## Written instruction
Your task is to print every entry below exactly as given.

Start

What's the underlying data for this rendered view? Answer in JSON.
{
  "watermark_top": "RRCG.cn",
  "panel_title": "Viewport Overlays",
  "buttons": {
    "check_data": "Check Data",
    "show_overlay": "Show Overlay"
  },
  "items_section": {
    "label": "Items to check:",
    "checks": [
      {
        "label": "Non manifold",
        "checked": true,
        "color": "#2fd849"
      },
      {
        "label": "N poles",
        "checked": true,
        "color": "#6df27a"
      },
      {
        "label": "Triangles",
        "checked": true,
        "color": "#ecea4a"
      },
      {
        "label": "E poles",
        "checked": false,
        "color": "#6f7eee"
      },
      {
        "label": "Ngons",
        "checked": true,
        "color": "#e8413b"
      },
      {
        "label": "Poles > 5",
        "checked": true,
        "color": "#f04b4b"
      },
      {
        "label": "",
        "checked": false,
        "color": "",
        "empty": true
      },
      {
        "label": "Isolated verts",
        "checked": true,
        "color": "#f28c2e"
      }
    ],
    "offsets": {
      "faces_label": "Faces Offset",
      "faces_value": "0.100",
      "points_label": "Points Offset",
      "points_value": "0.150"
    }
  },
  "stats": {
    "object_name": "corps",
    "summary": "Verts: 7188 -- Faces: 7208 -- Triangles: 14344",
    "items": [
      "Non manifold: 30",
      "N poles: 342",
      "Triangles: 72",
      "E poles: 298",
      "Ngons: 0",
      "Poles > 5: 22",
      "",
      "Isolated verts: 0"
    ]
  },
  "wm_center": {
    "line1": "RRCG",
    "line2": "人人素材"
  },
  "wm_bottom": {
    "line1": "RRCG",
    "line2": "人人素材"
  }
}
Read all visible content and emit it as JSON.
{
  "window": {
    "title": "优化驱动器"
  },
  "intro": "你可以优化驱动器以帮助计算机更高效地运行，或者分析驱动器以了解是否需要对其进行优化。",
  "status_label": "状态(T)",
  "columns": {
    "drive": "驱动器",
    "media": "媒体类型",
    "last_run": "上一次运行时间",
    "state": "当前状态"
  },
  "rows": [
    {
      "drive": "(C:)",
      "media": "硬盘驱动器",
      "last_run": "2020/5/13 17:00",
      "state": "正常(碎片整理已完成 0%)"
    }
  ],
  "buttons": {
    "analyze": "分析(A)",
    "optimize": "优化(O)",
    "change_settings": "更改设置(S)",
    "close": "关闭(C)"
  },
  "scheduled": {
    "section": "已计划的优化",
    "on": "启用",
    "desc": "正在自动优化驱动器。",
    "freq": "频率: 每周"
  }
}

End

## Solution below
What's the underlying data for this rendered view? Answer in JSON.
{
  "watermark_top": "RRCG.cn",
  "panel_title": "Viewport Overlays",
  "buttons": {
    "check_data": "Check Data",
    "show_overlay": "Show Overlay"
  },
  "items_section": {
    "label": "Items to check:",
    "checks": [
      {
        "label": "Non manifold",
        "checked": true,
        "color": "#2fd849"
      },
      {
        "label": "N poles",
        "checked": true,
        "color": "#6df27a"
      },
      {
        "label": "Triangles",
        "checked": true,
        "color": "#ecea4a"
      },
      {
        "label": "E poles",
        "checked": false,
        "color": "#6f7eee"
      },
      {
        "label": "Ngons",
        "checked": true,
        "color": "#e8413b"
      },
      {
        "label": "Poles > 5",
        "checked": true,
        "color": "#f04b4b"
      },
      {
        "label": "",
        "checked": false,
        "color": "",
        "empty": true
      },
      {
        "label": "Isolated verts",
        "checked": true,
        "color": "#f28c2e"
      }
    ],
    "offsets": {
      "faces_label": "Faces Offset",
      "faces_value": "0.100",
      "points_label": "Points Offset",
      "points_value": "0.150"
    }
  },
  "stats": {
    "object_name": "corps",
    "summary": "Verts: 7188 -- Faces: 7208 -- Triangles: 14344",
    "items": [
      "Non manifold: 30",
      "N poles: 342",
      "Triangles: 72",
      "E poles: 298",
      "Ngons: 0",
      "Poles > 5: 22",
      "",
      "Isolated verts: 0"
    ]
  },
  "wm_center": {
    "line1": "RRCG",
    "line2": "人人素材"
  },
  "wm_bottom": {
    "line1": "RRCG",
    "line2": "人人素材"
  }
}
Read all visible content and emit it as JSON.
{
  "window": {
    "title": "优化驱动器"
  },
  "intro": "你可以优化驱动器以帮助计算机更高效地运行，或者分析驱动器以了解是否需要对其进行优化。",
  "status_label": "状态(T)",
  "columns": {
    "drive": "驱动器",
    "media": "媒体类型",
    "last_run": "上一次运行时间",
    "state": "当前状态"
  },
  "rows": [
    {
      "drive": "(C:)",
      "media": "硬盘驱动器",
      "last_run": "2020/5/13 17:00",
      "state": "正常(碎片整理已完成 0%)"
    }
  ],
  "buttons": {
    "analyze": "分析(A)",
    "optimize": "优化(O)",
    "change_settings": "更改设置(S)",
    "close": "关闭(C)"
  },
  "scheduled": {
    "section": "已计划的优化",
    "on": "启用",
    "desc": "正在自动优化驱动器。",
    "freq": "频率: 每周"
  }
}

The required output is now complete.